Collection entries >>

◆ ◆ ◆ ◆ ◆ ◆ ◆

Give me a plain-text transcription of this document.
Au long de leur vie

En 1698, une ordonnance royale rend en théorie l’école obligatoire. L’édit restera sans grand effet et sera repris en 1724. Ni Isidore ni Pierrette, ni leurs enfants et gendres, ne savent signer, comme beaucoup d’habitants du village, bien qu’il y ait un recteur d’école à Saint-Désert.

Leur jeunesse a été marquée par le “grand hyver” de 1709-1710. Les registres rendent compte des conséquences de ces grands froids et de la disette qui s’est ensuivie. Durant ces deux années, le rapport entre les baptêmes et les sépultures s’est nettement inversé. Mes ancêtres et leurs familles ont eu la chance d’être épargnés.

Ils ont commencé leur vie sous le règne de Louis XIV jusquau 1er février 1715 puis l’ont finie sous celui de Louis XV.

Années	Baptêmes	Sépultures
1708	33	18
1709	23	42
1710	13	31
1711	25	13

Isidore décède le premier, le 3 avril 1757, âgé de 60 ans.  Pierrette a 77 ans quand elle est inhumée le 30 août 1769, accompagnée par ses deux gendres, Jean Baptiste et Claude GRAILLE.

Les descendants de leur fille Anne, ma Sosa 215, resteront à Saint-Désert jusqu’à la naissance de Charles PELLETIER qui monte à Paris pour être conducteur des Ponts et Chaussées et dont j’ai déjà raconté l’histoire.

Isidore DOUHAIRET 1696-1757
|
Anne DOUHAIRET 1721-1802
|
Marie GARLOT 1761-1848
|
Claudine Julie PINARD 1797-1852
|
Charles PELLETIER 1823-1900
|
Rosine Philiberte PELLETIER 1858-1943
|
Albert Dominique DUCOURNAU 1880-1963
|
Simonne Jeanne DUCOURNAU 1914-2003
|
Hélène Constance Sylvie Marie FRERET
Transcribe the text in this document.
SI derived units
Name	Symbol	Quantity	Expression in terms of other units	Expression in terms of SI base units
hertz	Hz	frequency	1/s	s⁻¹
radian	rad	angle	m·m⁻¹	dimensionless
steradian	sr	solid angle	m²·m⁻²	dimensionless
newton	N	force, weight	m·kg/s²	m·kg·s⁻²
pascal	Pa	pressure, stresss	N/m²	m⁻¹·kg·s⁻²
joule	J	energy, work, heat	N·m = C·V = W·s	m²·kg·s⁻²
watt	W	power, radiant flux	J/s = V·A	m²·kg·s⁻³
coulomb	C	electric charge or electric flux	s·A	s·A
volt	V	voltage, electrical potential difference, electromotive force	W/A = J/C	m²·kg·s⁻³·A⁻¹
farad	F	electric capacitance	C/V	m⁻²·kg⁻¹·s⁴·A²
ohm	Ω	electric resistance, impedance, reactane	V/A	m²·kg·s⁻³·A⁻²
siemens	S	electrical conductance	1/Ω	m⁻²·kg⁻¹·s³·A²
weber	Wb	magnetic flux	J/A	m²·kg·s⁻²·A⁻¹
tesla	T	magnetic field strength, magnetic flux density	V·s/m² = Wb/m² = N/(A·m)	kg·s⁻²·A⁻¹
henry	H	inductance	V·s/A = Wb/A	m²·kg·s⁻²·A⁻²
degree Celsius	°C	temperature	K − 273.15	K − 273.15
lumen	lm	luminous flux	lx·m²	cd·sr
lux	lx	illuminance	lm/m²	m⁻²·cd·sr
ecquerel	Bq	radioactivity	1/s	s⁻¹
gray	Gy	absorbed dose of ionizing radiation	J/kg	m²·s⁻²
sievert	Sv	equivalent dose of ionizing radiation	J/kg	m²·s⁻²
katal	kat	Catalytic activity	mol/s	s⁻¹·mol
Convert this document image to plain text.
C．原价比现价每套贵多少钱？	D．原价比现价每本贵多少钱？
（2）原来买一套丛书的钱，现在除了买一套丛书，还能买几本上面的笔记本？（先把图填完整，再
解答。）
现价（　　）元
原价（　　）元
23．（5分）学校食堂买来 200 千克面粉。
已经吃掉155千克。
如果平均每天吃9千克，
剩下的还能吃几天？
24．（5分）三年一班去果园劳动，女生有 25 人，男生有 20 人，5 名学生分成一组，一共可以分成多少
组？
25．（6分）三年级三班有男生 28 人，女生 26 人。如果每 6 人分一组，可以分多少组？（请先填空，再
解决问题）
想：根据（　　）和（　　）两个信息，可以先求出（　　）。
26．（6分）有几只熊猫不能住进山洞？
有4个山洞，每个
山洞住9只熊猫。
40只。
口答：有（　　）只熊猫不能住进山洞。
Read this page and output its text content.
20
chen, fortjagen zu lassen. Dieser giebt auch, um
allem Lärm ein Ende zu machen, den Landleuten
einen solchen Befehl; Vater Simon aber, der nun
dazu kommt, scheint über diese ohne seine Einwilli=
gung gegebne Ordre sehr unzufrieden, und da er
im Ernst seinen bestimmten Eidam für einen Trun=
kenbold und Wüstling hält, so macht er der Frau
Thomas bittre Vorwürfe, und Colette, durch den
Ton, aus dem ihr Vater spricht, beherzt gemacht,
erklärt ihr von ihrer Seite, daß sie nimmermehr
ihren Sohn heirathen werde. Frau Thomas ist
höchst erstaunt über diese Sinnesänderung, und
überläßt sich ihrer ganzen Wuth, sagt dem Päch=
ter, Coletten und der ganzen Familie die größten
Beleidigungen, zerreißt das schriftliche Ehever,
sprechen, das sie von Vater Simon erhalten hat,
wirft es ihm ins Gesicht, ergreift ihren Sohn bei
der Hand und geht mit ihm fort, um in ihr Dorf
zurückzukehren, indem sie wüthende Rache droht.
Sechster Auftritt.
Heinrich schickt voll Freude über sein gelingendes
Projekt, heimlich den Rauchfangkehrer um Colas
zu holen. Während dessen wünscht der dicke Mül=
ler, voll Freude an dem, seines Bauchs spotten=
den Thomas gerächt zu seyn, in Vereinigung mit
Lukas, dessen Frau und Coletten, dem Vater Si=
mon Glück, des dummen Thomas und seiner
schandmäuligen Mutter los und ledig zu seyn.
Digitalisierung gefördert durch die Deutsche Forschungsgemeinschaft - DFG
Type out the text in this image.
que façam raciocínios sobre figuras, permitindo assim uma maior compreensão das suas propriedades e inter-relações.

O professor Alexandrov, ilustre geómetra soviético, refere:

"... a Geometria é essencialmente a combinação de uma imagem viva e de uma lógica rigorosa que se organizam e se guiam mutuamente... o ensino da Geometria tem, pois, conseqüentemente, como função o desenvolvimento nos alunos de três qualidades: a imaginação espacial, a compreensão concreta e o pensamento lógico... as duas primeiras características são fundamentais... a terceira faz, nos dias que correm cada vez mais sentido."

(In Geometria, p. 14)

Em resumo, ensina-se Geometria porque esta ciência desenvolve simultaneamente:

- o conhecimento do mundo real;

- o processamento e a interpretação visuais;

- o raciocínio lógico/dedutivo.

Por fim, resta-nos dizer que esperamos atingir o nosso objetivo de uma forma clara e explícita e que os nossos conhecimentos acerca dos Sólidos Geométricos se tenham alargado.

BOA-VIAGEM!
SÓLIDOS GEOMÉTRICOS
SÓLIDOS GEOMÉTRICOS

◆ ◆ ◆ ◆ ◆ ◆ ◆

What is asked >> Go through the records above and retype each one exactly.

Reply to the task >>
Give me a plain-text transcription of this document.
Au long de leur vie

En 1698, une ordonnance royale rend en théorie l’école obligatoire. L’édit restera sans grand effet et sera repris en 1724. Ni Isidore ni Pierrette, ni leurs enfants et gendres, ne savent signer, comme beaucoup d’habitants du village, bien qu’il y ait un recteur d’école à Saint-Désert.

Leur jeunesse a été marquée par le “grand hyver” de 1709-1710. Les registres rendent compte des conséquences de ces grands froids et de la disette qui s’est ensuivie. Durant ces deux années, le rapport entre les baptêmes et les sépultures s’est nettement inversé. Mes ancêtres et leurs familles ont eu la chance d’être épargnés.

Ils ont commencé leur vie sous le règne de Louis XIV jusquau 1er février 1715 puis l’ont finie sous celui de Louis XV.

Années	Baptêmes	Sépultures
1708	33	18
1709	23	42
1710	13	31
1711	25	13

Isidore décède le premier, le 3 avril 1757, âgé de 60 ans.  Pierrette a 77 ans quand elle est inhumée le 30 août 1769, accompagnée par ses deux gendres, Jean Baptiste et Claude GRAILLE.

Les descendants de leur fille Anne, ma Sosa 215, resteront à Saint-Désert jusqu’à la naissance de Charles PELLETIER qui monte à Paris pour être conducteur des Ponts et Chaussées et dont j’ai déjà raconté l’histoire.

Isidore DOUHAIRET 1696-1757
|
Anne DOUHAIRET 1721-1802
|
Marie GARLOT 1761-1848
|
Claudine Julie PINARD 1797-1852
|
Charles PELLETIER 1823-1900
|
Rosine Philiberte PELLETIER 1858-1943
|
Albert Dominique DUCOURNAU 1880-1963
|
Simonne Jeanne DUCOURNAU 1914-2003
|
Hélène Constance Sylvie Marie FRERET
Transcribe the text in this document.
SI derived units
Name	Symbol	Quantity	Expression in terms of other units	Expression in terms of SI base units
hertz	Hz	frequency	1/s	s⁻¹
radian	rad	angle	m·m⁻¹	dimensionless
steradian	sr	solid angle	m²·m⁻²	dimensionless
newton	N	force, weight	m·kg/s²	m·kg·s⁻²
pascal	Pa	pressure, stresss	N/m²	m⁻¹·kg·s⁻²
joule	J	energy, work, heat	N·m = C·V = W·s	m²·kg·s⁻²
watt	W	power, radiant flux	J/s = V·A	m²·kg·s⁻³
coulomb	C	electric charge or electric flux	s·A	s·A
volt	V	voltage, electrical potential difference, electromotive force	W/A = J/C	m²·kg·s⁻³·A⁻¹
farad	F	electric capacitance	C/V	m⁻²·kg⁻¹·s⁴·A²
ohm	Ω	electric resistance, impedance, reactane	V/A	m²·kg·s⁻³·A⁻²
siemens	S	electrical conductance	1/Ω	m⁻²·kg⁻¹·s³·A²
weber	Wb	magnetic flux	J/A	m²·kg·s⁻²·A⁻¹
tesla	T	magnetic field strength, magnetic flux density	V·s/m² = Wb/m² = N/(A·m)	kg·s⁻²·A⁻¹
henry	H	inductance	V·s/A = Wb/A	m²·kg·s⁻²·A⁻²
degree Celsius	°C	temperature	K − 273.15	K − 273.15
lumen	lm	luminous flux	lx·m²	cd·sr
lux	lx	illuminance	lm/m²	m⁻²·cd·sr
ecquerel	Bq	radioactivity	1/s	s⁻¹
gray	Gy	absorbed dose of ionizing radiation	J/kg	m²·s⁻²
sievert	Sv	equivalent dose of ionizing radiation	J/kg	m²·s⁻²
katal	kat	Catalytic activity	mol/s	s⁻¹·mol
Convert this document image to plain text.
C．原价比现价每套贵多少钱？	D．原价比现价每本贵多少钱？
（2）原来买一套丛书的钱，现在除了买一套丛书，还能买几本上面的笔记本？（先把图填完整，再
解答。）
现价（　　）元
原价（　　）元
23．（5分）学校食堂买来 200 千克面粉。
已经吃掉155千克。
如果平均每天吃9千克，
剩下的还能吃几天？
24．（5分）三年一班去果园劳动，女生有 25 人，男生有 20 人，5 名学生分成一组，一共可以分成多少
组？
25．（6分）三年级三班有男生 28 人，女生 26 人。如果每 6 人分一组，可以分多少组？（请先填空，再
解决问题）
想：根据（　　）和（　　）两个信息，可以先求出（　　）。
26．（6分）有几只熊猫不能住进山洞？
有4个山洞，每个
山洞住9只熊猫。
40只。
口答：有（　　）只熊猫不能住进山洞。
Read this page and output its text content.
20
chen, fortjagen zu lassen. Dieser giebt auch, um
allem Lärm ein Ende zu machen, den Landleuten
einen solchen Befehl; Vater Simon aber, der nun
dazu kommt, scheint über diese ohne seine Einwilli=
gung gegebne Ordre sehr unzufrieden, und da er
im Ernst seinen bestimmten Eidam für einen Trun=
kenbold und Wüstling hält, so macht er der Frau
Thomas bittre Vorwürfe, und Colette, durch den
Ton, aus dem ihr Vater spricht, beherzt gemacht,
erklärt ihr von ihrer Seite, daß sie nimmermehr
ihren Sohn heirathen werde. Frau Thomas ist
höchst erstaunt über diese Sinnesänderung, und
überläßt sich ihrer ganzen Wuth, sagt dem Päch=
ter, Coletten und der ganzen Familie die größten
Beleidigungen, zerreißt das schriftliche Ehever,
sprechen, das sie von Vater Simon erhalten hat,
wirft es ihm ins Gesicht, ergreift ihren Sohn bei
der Hand und geht mit ihm fort, um in ihr Dorf
zurückzukehren, indem sie wüthende Rache droht.
Sechster Auftritt.
Heinrich schickt voll Freude über sein gelingendes
Projekt, heimlich den Rauchfangkehrer um Colas
zu holen. Während dessen wünscht der dicke Mül=
ler, voll Freude an dem, seines Bauchs spotten=
den Thomas gerächt zu seyn, in Vereinigung mit
Lukas, dessen Frau und Coletten, dem Vater Si=
mon Glück, des dummen Thomas und seiner
schandmäuligen Mutter los und ledig zu seyn.
Digitalisierung gefördert durch die Deutsche Forschungsgemeinschaft - DFG
Type out the text in this image.
que façam raciocínios sobre figuras, permitindo assim uma maior compreensão das suas propriedades e inter-relações.

O professor Alexandrov, ilustre geómetra soviético, refere:

"... a Geometria é essencialmente a combinação de uma imagem viva e de uma lógica rigorosa que se organizam e se guiam mutuamente... o ensino da Geometria tem, pois, conseqüentemente, como função o desenvolvimento nos alunos de três qualidades: a imaginação espacial, a compreensão concreta e o pensamento lógico... as duas primeiras características são fundamentais... a terceira faz, nos dias que correm cada vez mais sentido."

(In Geometria, p. 14)

Em resumo, ensina-se Geometria porque esta ciência desenvolve simultaneamente:

- o conhecimento do mundo real;

- o processamento e a interpretação visuais;

- o raciocínio lógico/dedutivo.

Por fim, resta-nos dizer que esperamos atingir o nosso objetivo de uma forma clara e explícita e que os nossos conhecimentos acerca dos Sólidos Geométricos se tenham alargado.

BOA-VIAGEM!
SÓLIDOS GEOMÉTRICOS
SÓLIDOS GEOMÉTRICOS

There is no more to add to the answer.